Data entries:
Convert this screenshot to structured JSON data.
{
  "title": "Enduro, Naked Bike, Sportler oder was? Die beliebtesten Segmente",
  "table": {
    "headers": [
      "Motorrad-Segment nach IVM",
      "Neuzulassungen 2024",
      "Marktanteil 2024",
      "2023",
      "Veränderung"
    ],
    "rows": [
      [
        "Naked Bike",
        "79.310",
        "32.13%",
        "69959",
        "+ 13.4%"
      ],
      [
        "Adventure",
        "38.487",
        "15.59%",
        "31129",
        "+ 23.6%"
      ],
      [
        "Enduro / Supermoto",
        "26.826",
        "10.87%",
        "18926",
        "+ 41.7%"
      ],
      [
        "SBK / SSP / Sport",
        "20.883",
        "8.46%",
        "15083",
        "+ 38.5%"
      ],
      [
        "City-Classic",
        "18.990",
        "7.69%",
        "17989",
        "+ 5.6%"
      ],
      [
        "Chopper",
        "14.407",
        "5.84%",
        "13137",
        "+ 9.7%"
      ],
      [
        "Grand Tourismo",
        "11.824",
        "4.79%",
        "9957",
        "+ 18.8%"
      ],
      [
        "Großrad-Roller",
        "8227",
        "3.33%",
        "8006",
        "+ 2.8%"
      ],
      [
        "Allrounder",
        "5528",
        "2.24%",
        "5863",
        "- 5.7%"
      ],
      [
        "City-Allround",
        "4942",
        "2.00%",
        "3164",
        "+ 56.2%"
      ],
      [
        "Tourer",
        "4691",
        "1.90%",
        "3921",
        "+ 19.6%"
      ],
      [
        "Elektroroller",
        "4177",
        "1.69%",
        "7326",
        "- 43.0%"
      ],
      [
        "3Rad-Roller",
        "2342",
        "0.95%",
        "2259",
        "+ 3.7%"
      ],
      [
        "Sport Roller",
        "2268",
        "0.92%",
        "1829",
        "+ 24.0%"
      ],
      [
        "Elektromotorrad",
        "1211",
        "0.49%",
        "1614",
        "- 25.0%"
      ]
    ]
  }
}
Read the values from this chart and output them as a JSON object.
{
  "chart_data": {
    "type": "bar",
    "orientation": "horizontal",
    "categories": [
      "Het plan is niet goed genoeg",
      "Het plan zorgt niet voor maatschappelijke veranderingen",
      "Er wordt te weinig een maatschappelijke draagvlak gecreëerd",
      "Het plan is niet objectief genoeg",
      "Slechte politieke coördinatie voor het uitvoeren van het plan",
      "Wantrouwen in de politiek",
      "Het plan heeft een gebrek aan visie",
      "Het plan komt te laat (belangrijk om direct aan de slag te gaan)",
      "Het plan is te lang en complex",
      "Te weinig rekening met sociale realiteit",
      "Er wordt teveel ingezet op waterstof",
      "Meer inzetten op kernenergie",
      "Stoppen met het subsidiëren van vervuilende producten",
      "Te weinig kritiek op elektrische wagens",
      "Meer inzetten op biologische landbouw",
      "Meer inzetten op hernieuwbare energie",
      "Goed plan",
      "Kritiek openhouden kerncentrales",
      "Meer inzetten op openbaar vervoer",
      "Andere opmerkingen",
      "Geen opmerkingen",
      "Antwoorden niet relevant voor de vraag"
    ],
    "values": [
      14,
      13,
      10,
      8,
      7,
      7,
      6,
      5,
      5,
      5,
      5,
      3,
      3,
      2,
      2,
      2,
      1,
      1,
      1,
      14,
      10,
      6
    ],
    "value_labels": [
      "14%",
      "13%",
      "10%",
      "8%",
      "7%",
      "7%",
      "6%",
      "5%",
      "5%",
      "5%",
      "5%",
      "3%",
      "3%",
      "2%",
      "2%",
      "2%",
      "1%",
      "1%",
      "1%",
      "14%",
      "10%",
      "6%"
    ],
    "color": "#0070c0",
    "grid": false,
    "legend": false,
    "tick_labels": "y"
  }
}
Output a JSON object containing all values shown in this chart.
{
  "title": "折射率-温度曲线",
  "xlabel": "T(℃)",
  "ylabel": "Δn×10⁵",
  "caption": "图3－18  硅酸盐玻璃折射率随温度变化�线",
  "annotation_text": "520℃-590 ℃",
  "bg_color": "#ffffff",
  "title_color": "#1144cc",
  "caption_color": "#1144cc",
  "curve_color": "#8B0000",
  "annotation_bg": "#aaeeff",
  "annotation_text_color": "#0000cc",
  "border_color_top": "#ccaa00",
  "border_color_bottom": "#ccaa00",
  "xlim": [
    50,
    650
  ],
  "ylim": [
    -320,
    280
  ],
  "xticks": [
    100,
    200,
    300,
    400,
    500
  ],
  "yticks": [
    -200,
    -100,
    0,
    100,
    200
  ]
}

■ Your objective: Every line containing the string "JSON" must be listed.

■ Response to the exercise:
Convert this screenshot to structured JSON data.
Read the values from this chart and output them as a JSON object.
Output a JSON object containing all values shown in this chart.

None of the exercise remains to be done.